--- PROBLEM TO SOLVE ---
Return every record verbatim.

start INPUT RECORDS

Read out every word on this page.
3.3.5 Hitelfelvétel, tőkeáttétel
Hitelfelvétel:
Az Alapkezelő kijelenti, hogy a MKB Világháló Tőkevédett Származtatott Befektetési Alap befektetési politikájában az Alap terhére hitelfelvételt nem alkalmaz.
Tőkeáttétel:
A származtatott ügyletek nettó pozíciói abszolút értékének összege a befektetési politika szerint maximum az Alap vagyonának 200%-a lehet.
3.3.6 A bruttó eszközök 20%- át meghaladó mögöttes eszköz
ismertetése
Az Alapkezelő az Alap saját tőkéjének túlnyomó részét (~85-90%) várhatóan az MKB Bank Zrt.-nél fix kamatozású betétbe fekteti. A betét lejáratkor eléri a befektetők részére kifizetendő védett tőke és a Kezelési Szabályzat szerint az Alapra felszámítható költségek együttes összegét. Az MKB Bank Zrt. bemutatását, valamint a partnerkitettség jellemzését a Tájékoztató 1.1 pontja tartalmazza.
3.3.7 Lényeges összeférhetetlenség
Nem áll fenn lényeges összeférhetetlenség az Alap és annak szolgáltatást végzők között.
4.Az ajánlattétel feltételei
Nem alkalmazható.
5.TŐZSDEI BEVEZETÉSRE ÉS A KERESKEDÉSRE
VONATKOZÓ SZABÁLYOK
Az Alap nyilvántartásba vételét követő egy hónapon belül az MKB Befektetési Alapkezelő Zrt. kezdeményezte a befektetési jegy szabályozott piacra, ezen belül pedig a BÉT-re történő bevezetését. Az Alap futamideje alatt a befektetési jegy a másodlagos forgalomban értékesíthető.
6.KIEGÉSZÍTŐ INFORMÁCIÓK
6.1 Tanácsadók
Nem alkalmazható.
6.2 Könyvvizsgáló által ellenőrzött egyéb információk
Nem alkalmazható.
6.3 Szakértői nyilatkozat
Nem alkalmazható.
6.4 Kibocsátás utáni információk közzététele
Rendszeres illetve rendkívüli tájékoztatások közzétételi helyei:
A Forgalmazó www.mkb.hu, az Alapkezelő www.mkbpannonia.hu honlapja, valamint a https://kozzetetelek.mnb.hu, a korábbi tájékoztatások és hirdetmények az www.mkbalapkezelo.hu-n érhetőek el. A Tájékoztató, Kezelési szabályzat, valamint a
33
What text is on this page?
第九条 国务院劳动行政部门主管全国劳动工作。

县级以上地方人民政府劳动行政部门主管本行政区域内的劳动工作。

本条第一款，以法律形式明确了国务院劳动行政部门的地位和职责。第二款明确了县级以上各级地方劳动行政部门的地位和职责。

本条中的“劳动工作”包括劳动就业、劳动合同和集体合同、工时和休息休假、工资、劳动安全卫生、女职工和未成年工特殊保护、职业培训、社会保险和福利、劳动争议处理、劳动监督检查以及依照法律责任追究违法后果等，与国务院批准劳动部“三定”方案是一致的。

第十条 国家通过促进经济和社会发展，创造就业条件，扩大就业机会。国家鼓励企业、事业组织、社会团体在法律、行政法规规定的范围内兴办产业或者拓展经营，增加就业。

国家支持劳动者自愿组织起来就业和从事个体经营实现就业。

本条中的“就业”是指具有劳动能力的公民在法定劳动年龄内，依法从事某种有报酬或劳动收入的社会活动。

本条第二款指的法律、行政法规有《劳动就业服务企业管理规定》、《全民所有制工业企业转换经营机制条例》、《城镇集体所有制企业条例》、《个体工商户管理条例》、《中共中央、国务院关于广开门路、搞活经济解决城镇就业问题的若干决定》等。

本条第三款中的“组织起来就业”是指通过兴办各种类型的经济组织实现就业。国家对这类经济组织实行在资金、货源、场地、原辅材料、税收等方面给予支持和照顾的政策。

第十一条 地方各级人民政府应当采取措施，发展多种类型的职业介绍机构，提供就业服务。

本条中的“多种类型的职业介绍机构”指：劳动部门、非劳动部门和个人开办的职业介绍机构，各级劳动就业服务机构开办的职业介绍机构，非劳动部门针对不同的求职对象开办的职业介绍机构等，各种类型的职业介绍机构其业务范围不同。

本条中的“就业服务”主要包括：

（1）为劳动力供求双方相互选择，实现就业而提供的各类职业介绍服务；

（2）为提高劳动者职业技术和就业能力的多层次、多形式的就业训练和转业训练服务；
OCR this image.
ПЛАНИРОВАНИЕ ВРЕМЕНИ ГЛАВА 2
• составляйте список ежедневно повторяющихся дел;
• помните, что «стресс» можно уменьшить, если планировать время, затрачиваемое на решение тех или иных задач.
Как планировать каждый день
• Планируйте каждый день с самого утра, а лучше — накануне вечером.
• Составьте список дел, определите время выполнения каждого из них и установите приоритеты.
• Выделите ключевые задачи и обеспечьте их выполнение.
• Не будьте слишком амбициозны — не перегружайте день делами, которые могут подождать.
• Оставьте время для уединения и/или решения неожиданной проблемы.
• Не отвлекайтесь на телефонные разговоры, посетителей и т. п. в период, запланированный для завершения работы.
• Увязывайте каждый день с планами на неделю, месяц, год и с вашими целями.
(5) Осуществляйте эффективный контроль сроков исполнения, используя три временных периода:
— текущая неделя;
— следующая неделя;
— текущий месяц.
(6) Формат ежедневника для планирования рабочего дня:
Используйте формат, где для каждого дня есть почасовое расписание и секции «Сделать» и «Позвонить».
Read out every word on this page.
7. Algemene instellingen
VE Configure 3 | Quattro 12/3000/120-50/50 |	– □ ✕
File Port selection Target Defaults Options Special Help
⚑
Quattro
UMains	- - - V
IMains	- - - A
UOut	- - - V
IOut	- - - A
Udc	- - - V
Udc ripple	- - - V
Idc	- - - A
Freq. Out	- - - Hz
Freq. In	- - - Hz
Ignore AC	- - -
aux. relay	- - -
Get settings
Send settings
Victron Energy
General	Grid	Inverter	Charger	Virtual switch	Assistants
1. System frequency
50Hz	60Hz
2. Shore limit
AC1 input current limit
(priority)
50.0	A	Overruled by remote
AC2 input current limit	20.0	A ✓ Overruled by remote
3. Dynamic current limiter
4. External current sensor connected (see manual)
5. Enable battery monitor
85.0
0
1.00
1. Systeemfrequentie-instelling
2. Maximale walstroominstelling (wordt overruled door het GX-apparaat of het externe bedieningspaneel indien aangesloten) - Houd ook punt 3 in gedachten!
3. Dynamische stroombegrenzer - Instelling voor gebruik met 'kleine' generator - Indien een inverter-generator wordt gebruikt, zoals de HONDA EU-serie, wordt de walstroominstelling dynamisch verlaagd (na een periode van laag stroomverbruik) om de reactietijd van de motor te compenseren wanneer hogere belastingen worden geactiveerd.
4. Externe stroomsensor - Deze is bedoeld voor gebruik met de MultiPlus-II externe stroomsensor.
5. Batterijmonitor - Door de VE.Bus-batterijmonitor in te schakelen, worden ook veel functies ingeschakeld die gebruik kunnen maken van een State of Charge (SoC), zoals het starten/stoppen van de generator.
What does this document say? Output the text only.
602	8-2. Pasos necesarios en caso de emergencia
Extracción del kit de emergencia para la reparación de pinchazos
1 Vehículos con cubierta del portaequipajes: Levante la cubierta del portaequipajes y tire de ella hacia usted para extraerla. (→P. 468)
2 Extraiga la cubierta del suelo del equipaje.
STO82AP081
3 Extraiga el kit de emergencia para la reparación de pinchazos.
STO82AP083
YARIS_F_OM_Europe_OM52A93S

end INPUT RECORDS

--- OUTPUT ---
Read out every word on this page.
3.3.5 Hitelfelvétel, tőkeáttétel
Hitelfelvétel:
Az Alapkezelő kijelenti, hogy a MKB Világháló Tőkevédett Származtatott Befektetési Alap befektetési politikájában az Alap terhére hitelfelvételt nem alkalmaz.
Tőkeáttétel:
A származtatott ügyletek nettó pozíciói abszolút értékének összege a befektetési politika szerint maximum az Alap vagyonának 200%-a lehet.
3.3.6 A bruttó eszközök 20%- át meghaladó mögöttes eszköz
ismertetése
Az Alapkezelő az Alap saját tőkéjének túlnyomó részét (~85-90%) várhatóan az MKB Bank Zrt.-nél fix kamatozású betétbe fekteti. A betét lejáratkor eléri a befektetők részére kifizetendő védett tőke és a Kezelési Szabályzat szerint az Alapra felszámítható költségek együttes összegét. Az MKB Bank Zrt. bemutatását, valamint a partnerkitettség jellemzését a Tájékoztató 1.1 pontja tartalmazza.
3.3.7 Lényeges összeférhetetlenség
Nem áll fenn lényeges összeférhetetlenség az Alap és annak szolgáltatást végzők között.
4.Az ajánlattétel feltételei
Nem alkalmazható.
5.TŐZSDEI BEVEZETÉSRE ÉS A KERESKEDÉSRE
VONATKOZÓ SZABÁLYOK
Az Alap nyilvántartásba vételét követő egy hónapon belül az MKB Befektetési Alapkezelő Zrt. kezdeményezte a befektetési jegy szabályozott piacra, ezen belül pedig a BÉT-re történő bevezetését. Az Alap futamideje alatt a befektetési jegy a másodlagos forgalomban értékesíthető.
6.KIEGÉSZÍTŐ INFORMÁCIÓK
6.1 Tanácsadók
Nem alkalmazható.
6.2 Könyvvizsgáló által ellenőrzött egyéb információk
Nem alkalmazható.
6.3 Szakértői nyilatkozat
Nem alkalmazható.
6.4 Kibocsátás utáni információk közzététele
Rendszeres illetve rendkívüli tájékoztatások közzétételi helyei:
A Forgalmazó www.mkb.hu, az Alapkezelő www.mkbpannonia.hu honlapja, valamint a https://kozzetetelek.mnb.hu, a korábbi tájékoztatások és hirdetmények az www.mkbalapkezelo.hu-n érhetőek el. A Tájékoztató, Kezelési szabályzat, valamint a
33
What text is on this page?
第九条 国务院劳动行政部门主管全国劳动工作。

县级以上地方人民政府劳动行政部门主管本行政区域内的劳动工作。

本条第一款，以法律形式明确了国务院劳动行政部门的地位和职责。第二款明确了县级以上各级地方劳动行政部门的地位和职责。

本条中的“劳动工作”包括劳动就业、劳动合同和集体合同、工时和休息休假、工资、劳动安全卫生、女职工和未成年工特殊保护、职业培训、社会保险和福利、劳动争议处理、劳动监督检查以及依照法律责任追究违法后果等，与国务院批准劳动部“三定”方案是一致的。

第十条 国家通过促进经济和社会发展，创造就业条件，扩大就业机会。国家鼓励企业、事业组织、社会团体在法律、行政法规规定的范围内兴办产业或者拓展经营，增加就业。

国家支持劳动者自愿组织起来就业和从事个体经营实现就业。

本条中的“就业”是指具有劳动能力的公民在法定劳动年龄内，依法从事某种有报酬或劳动收入的社会活动。

本条第二款指的法律、行政法规有《劳动就业服务企业管理规定》、《全民所有制工业企业转换经营机制条例》、《城镇集体所有制企业条例》、《个体工商户管理条例》、《中共中央、国务院关于广开门路、搞活经济解决城镇就业问题的若干决定》等。

本条第三款中的“组织起来就业”是指通过兴办各种类型的经济组织实现就业。国家对这类经济组织实行在资金、货源、场地、原辅材料、税收等方面给予支持和照顾的政策。

第十一条 地方各级人民政府应当采取措施，发展多种类型的职业介绍机构，提供就业服务。

本条中的“多种类型的职业介绍机构”指：劳动部门、非劳动部门和个人开办的职业介绍机构，各级劳动就业服务机构开办的职业介绍机构，非劳动部门针对不同的求职对象开办的职业介绍机构等，各种类型的职业介绍机构其业务范围不同。

本条中的“就业服务”主要包括：

（1）为劳动力供求双方相互选择，实现就业而提供的各类职业介绍服务；

（2）为提高劳动者职业技术和就业能力的多层次、多形式的就业训练和转业训练服务；
OCR this image.
ПЛАНИРОВАНИЕ ВРЕМЕНИ ГЛАВА 2
• составляйте список ежедневно повторяющихся дел;
• помните, что «стресс» можно уменьшить, если планировать время, затрачиваемое на решение тех или иных задач.
Как планировать каждый день
• Планируйте каждый день с самого утра, а лучше — накануне вечером.
• Составьте список дел, определите время выполнения каждого из них и установите приоритеты.
• Выделите ключевые задачи и обеспечьте их выполнение.
• Не будьте слишком амбициозны — не перегружайте день делами, которые могут подождать.
• Оставьте время для уединения и/или решения неожиданной проблемы.
• Не отвлекайтесь на телефонные разговоры, посетителей и т. п. в период, запланированный для завершения работы.
• Увязывайте каждый день с планами на неделю, месяц, год и с вашими целями.
(5) Осуществляйте эффективный контроль сроков исполнения, используя три временных периода:
— текущая неделя;
— следующая неделя;
— текущий месяц.
(6) Формат ежедневника для планирования рабочего дня:
Используйте формат, где для каждого дня есть почасовое расписание и секции «Сделать» и «Позвонить».
Read out every word on this page.
7. Algemene instellingen
VE Configure 3 | Quattro 12/3000/120-50/50 |	– □ ✕
File Port selection Target Defaults Options Special Help
⚑
Quattro
UMains	- - - V
IMains	- - - A
UOut	- - - V
IOut	- - - A
Udc	- - - V
Udc ripple	- - - V
Idc	- - - A
Freq. Out	- - - Hz
Freq. In	- - - Hz
Ignore AC	- - -
aux. relay	- - -
Get settings
Send settings
Victron Energy
General	Grid	Inverter	Charger	Virtual switch	Assistants
1. System frequency
50Hz	60Hz
2. Shore limit
AC1 input current limit
(priority)
50.0	A	Overruled by remote
AC2 input current limit	20.0	A ✓ Overruled by remote
3. Dynamic current limiter
4. External current sensor connected (see manual)
5. Enable battery monitor
85.0
0
1.00
1. Systeemfrequentie-instelling
2. Maximale walstroominstelling (wordt overruled door het GX-apparaat of het externe bedieningspaneel indien aangesloten) - Houd ook punt 3 in gedachten!
3. Dynamische stroombegrenzer - Instelling voor gebruik met 'kleine' generator - Indien een inverter-generator wordt gebruikt, zoals de HONDA EU-serie, wordt de walstroominstelling dynamisch verlaagd (na een periode van laag stroomverbruik) om de reactietijd van de motor te compenseren wanneer hogere belastingen worden geactiveerd.
4. Externe stroomsensor - Deze is bedoeld voor gebruik met de MultiPlus-II externe stroomsensor.
5. Batterijmonitor - Door de VE.Bus-batterijmonitor in te schakelen, worden ook veel functies ingeschakeld die gebruik kunnen maken van een State of Charge (SoC), zoals het starten/stoppen van de generator.
What does this document say? Output the text only.
602	8-2. Pasos necesarios en caso de emergencia
Extracción del kit de emergencia para la reparación de pinchazos
1 Vehículos con cubierta del portaequipajes: Levante la cubierta del portaequipajes y tire de ella hacia usted para extraerla. (→P. 468)
2 Extraiga la cubierta del suelo del equipaje.
STO82AP081
3 Extraiga el kit de emergencia para la reparación de pinchazos.
STO82AP083
YARIS_F_OM_Europe_OM52A93S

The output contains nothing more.